Source passage:
SCOTUS, SPYING AND SECRECY: In a radical assault on the Fourth Amendment, the Supreme Court ruled on February 26 that clients of the American Civil Liberties Union—including The Nation and Nation contributors Naomi Klein and Chris Hedges—could not challenge the sweeping surveillance law known as the FISA Amendments Act. Congress passed the law in 2008, in the wake of revelations that the National Security Agency had conducted surveillance of Americans’ international phone calls and e-mails without judicial review.
In a decision that sounds like it was drawn straight from Kafka, Justice Samuel Alito, writing for the 5–4 majority, threw out the challenge because the plaintiffs (who also include Human Rights Watch, Amnesty International USA, the PEN American Center and the Service Employees International Union) couldn’t prove they had actually been monitored—even though no such proof is possible because the surveillance is secret. ACLU deputy legal director Jameel Jaffer, who argued the case, Clapper v. Amnesty International USA, before the Court last October, said, “This ruling insulates the statute from meaningful judicial review and leaves Americans’ privacy rights to the mercy of the political branches.”

Listing:
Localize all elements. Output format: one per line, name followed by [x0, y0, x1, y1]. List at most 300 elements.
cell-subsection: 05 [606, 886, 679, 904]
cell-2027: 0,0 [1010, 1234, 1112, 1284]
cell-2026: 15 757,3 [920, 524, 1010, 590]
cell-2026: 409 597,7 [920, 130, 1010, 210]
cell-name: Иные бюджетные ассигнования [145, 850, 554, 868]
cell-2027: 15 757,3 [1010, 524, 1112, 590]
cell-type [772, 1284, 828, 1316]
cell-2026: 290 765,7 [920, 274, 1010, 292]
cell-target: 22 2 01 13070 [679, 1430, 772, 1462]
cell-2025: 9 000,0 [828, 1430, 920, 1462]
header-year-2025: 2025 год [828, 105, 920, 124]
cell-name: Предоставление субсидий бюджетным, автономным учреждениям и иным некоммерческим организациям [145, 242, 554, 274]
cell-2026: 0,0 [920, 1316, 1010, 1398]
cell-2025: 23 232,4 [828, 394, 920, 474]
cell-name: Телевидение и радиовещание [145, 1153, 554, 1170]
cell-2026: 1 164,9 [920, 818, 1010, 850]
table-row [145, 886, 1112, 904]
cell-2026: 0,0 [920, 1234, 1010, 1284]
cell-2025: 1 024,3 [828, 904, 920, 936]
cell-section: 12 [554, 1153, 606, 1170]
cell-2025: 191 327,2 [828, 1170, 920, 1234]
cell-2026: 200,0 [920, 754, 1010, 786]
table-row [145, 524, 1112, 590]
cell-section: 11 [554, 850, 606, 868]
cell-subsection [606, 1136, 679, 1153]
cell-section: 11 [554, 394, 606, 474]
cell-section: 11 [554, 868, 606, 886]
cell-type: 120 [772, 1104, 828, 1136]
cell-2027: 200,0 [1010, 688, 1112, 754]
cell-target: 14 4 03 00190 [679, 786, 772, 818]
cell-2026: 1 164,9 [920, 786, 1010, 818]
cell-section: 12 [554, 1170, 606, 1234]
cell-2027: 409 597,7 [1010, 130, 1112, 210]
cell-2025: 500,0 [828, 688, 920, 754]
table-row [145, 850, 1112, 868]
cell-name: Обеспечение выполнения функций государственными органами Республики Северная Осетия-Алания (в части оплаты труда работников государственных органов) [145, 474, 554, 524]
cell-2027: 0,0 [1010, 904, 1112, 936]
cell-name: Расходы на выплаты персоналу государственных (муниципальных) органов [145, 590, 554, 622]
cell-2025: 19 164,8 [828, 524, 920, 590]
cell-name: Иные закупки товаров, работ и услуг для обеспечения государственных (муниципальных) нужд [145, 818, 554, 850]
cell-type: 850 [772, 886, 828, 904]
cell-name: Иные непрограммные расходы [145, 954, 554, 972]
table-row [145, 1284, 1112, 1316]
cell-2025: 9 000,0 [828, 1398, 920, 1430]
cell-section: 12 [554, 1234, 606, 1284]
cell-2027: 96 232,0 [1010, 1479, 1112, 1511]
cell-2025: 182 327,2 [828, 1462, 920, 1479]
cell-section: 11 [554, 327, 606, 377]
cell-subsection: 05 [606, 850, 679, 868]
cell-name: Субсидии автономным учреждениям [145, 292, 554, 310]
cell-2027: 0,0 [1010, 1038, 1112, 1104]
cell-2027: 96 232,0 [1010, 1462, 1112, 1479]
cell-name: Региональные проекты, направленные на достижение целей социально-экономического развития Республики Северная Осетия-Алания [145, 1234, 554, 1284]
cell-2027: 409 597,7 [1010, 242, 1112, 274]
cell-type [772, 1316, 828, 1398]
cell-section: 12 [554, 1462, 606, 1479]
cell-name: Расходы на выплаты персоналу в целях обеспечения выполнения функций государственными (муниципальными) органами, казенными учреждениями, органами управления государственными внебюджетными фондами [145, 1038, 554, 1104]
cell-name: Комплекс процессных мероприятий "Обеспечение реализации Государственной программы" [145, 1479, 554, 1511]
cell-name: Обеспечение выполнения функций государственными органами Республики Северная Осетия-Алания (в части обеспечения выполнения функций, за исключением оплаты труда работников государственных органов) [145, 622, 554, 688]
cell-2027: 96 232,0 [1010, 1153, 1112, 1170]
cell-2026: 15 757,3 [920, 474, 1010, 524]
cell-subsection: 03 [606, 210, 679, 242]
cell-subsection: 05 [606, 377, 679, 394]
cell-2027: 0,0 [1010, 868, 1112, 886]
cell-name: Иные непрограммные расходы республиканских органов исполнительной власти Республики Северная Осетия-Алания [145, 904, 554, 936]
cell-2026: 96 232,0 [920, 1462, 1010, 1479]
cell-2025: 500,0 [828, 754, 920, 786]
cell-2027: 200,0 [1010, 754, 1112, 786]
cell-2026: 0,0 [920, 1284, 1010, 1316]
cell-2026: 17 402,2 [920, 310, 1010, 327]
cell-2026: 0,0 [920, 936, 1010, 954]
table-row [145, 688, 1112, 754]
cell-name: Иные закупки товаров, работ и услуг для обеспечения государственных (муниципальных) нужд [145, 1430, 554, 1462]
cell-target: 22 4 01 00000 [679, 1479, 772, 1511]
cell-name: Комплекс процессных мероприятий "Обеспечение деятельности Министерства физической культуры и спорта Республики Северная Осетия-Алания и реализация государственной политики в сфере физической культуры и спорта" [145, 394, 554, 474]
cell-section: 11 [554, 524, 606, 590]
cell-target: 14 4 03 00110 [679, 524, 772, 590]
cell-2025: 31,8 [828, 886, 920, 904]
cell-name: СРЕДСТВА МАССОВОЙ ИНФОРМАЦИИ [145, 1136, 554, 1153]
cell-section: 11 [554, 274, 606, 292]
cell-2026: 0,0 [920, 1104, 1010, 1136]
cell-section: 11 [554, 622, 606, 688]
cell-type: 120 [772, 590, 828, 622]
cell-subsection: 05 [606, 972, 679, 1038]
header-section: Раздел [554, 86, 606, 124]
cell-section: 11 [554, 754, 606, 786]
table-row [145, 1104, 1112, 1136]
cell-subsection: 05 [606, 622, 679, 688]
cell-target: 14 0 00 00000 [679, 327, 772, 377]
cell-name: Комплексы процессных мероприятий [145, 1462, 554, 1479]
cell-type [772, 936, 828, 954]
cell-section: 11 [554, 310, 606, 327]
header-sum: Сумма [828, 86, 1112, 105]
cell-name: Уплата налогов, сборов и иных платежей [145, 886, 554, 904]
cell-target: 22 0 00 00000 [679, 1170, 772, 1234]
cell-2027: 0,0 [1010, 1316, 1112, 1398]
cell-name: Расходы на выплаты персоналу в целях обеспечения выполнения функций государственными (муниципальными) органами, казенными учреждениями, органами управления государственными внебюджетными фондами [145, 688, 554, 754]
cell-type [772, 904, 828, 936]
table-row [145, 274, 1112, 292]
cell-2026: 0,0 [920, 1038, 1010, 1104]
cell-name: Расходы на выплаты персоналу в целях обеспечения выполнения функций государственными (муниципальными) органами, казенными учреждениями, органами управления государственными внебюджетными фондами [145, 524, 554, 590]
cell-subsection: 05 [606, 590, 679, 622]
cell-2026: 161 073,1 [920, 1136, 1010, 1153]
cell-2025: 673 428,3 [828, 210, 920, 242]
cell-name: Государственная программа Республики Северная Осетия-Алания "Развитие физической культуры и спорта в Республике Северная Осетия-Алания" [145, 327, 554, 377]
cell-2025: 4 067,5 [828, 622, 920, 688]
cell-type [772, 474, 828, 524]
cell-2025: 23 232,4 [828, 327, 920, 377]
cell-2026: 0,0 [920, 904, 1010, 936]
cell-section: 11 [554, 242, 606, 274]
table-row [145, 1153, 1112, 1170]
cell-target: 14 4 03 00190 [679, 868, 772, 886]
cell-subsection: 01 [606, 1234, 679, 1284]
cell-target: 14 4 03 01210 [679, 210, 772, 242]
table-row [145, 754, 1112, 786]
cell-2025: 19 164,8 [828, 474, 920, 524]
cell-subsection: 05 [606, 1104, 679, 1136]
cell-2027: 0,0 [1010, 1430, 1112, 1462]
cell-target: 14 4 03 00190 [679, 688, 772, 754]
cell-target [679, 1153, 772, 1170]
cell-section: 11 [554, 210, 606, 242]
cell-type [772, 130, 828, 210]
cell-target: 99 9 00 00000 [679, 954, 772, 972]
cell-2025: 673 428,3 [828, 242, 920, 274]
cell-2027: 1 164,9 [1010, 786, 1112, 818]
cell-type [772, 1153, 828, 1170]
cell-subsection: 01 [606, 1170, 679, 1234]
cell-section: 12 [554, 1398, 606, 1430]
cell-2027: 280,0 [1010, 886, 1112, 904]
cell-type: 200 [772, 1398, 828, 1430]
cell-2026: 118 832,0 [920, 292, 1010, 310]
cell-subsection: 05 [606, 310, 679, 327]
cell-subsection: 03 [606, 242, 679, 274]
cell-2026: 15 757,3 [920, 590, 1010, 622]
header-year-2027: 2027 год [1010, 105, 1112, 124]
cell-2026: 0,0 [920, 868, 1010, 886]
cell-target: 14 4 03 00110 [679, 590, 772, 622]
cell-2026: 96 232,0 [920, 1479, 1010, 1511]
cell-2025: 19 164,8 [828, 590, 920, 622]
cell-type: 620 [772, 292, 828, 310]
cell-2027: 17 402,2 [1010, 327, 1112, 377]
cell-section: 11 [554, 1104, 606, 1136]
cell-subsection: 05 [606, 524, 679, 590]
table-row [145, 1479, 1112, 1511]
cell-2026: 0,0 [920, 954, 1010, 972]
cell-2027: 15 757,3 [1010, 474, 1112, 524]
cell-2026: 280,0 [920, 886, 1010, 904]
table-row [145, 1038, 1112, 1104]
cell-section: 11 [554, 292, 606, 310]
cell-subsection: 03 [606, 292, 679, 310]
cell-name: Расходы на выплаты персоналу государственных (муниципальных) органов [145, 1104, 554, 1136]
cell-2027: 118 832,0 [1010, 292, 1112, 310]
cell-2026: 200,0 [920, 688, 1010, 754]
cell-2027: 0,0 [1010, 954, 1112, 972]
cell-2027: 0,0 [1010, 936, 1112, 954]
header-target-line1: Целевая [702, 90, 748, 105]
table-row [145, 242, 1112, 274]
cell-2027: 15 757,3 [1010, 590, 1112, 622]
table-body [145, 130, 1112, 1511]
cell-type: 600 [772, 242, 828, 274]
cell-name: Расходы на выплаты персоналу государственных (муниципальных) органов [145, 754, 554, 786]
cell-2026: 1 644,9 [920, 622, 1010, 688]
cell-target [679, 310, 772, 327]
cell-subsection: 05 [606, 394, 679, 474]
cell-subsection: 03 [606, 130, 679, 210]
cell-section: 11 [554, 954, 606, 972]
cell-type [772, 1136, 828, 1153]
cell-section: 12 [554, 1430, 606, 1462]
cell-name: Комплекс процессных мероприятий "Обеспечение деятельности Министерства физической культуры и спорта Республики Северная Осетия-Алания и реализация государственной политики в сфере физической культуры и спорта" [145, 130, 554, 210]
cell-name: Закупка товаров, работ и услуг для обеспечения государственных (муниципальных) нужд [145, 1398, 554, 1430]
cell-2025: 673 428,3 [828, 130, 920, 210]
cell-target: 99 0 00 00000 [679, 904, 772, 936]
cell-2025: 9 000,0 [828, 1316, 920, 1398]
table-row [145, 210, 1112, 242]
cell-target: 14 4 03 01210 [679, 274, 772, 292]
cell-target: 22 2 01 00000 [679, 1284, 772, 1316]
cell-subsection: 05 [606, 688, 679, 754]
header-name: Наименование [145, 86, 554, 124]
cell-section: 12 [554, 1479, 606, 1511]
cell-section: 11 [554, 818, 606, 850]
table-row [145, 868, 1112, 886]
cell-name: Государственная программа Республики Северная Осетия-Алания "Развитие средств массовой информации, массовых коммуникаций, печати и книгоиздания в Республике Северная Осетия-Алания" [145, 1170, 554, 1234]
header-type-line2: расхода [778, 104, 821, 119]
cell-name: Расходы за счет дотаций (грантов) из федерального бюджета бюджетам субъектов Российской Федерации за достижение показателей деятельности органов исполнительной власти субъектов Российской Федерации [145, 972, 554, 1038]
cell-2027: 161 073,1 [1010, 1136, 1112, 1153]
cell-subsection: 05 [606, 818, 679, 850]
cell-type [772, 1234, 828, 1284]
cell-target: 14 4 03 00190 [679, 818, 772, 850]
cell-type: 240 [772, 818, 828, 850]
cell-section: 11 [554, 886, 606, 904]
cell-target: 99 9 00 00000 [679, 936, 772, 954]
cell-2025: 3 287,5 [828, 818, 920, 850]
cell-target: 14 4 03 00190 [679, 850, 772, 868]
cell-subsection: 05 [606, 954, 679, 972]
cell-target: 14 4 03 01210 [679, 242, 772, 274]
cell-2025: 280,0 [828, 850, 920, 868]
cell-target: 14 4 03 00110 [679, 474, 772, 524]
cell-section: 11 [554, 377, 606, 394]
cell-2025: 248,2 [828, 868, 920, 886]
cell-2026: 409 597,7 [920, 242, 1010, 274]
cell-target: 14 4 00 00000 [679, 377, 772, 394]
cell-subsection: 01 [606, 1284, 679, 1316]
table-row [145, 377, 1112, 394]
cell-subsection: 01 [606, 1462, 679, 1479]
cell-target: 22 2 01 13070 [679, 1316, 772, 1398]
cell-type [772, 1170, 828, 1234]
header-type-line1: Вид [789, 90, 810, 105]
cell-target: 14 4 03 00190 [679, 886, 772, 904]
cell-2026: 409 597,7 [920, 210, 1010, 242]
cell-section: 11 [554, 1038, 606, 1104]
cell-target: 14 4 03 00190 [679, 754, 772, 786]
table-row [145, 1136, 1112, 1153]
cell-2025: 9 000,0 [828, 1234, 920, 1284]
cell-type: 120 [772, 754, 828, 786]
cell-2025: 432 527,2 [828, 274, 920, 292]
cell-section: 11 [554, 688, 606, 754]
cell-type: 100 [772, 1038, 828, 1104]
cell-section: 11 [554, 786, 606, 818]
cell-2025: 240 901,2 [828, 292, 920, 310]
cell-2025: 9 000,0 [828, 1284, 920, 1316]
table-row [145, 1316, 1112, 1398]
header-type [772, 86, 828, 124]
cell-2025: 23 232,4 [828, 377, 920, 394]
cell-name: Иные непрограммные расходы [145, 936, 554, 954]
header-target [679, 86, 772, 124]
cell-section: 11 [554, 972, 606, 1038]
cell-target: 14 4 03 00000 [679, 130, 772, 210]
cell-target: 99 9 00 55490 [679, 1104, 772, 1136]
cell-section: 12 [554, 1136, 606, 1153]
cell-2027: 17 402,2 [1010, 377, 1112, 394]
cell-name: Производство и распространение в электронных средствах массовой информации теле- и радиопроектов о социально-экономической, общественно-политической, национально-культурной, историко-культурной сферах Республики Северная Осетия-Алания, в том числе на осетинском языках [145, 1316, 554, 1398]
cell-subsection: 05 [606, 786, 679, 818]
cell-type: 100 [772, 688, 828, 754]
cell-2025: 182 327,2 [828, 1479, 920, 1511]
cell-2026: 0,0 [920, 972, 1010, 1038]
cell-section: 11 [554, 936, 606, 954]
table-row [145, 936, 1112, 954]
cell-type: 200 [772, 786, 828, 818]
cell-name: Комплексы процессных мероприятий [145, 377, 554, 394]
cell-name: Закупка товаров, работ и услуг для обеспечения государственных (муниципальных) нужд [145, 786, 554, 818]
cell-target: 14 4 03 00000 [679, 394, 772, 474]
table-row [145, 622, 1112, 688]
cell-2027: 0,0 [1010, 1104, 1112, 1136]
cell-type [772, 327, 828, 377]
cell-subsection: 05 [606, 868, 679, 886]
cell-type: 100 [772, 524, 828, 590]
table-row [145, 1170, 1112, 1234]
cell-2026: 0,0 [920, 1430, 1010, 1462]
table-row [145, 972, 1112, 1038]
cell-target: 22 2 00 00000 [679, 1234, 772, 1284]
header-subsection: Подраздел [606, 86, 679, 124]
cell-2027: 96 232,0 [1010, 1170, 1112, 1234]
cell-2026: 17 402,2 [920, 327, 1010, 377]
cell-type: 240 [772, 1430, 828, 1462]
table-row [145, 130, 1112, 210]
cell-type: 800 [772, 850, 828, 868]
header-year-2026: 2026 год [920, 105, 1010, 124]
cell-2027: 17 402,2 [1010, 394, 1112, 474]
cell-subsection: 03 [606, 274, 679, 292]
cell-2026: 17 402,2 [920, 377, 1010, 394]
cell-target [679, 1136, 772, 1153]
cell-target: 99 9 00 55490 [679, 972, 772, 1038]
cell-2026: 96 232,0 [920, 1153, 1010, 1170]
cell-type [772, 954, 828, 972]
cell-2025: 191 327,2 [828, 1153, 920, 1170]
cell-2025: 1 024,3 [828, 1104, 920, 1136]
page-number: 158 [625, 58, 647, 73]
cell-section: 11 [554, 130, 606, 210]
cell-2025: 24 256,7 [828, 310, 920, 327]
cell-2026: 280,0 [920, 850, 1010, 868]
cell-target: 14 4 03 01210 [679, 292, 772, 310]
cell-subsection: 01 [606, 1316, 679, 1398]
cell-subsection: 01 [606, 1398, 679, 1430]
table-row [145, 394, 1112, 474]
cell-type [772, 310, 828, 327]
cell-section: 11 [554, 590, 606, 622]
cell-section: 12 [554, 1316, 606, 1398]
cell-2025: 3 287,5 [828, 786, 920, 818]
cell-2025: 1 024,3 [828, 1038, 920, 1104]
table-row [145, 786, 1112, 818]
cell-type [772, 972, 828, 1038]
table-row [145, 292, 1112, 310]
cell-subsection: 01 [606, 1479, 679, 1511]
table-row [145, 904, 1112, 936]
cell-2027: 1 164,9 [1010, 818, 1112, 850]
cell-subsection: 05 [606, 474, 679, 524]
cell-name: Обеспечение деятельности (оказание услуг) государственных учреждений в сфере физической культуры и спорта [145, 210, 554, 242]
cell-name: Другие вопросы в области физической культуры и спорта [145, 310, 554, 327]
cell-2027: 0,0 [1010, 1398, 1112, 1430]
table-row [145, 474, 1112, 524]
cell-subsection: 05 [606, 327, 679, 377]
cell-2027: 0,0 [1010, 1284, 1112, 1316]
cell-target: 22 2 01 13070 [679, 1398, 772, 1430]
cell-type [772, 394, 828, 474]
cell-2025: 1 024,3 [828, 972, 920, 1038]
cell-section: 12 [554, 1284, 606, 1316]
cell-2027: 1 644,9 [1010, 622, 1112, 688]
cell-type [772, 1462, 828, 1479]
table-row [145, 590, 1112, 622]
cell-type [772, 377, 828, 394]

Work to do:
1. Please translate this sentence from the surveillance ruling passage into Spanish: "Congress passed the law in 2008, in the wake of revelations that the National Security Agency had conducted surveillance of Americans’ international phone calls and e-mails without judicial review."
2. Do these statements agree with the surveillance ruling passage? For each, answer yes or no and quote the deciding words. (a) The Supreme Court's decision was 5–4. (b) Congress passed the FISA Amendments Act in 2010. (c) Jameel Jaffer argued the case before the Court.
3. Switch "Supreme Court" to "high court" in the surveillance ruling passage and write out the text between "SCOTUS, SPYING AND" and "without judicial review.", inclusive.
The material was drawn from a separate source.

Expected responses:
1. El Congreso aprobó la ley en 2008, tras las revelaciones de que la Agencia de Seguridad Nacional había vigilado las llamadas telefónicas y los correos electrónicos internacionales de estadounidenses sin revisión judicial.

2.
(a) Yes: "writing for the 5–4 majority"
(b) No: "Congress passed the law in 2008"
(c) Yes: "ACLU deputy legal director Jameel Jaffer, who argued the case, Clapper v. Amnesty International USA, before the Court last October"

3.
SCOTUS, SPYING AND SECRECY: In a radical assault on the Fourth Amendment, the high court ruled on February 26 that clients of the American Civil Liberties Union—including The Nation and Nation contributors Naomi Klein and Chris Hedges—could not challenge the sweeping surveillance law known as the FISA Amendments Act. Congress passed the law in 2008, in the wake of revelations that the National Security Agency had conducted surveillance of Americans’ international phone calls and e-mails without judicial review.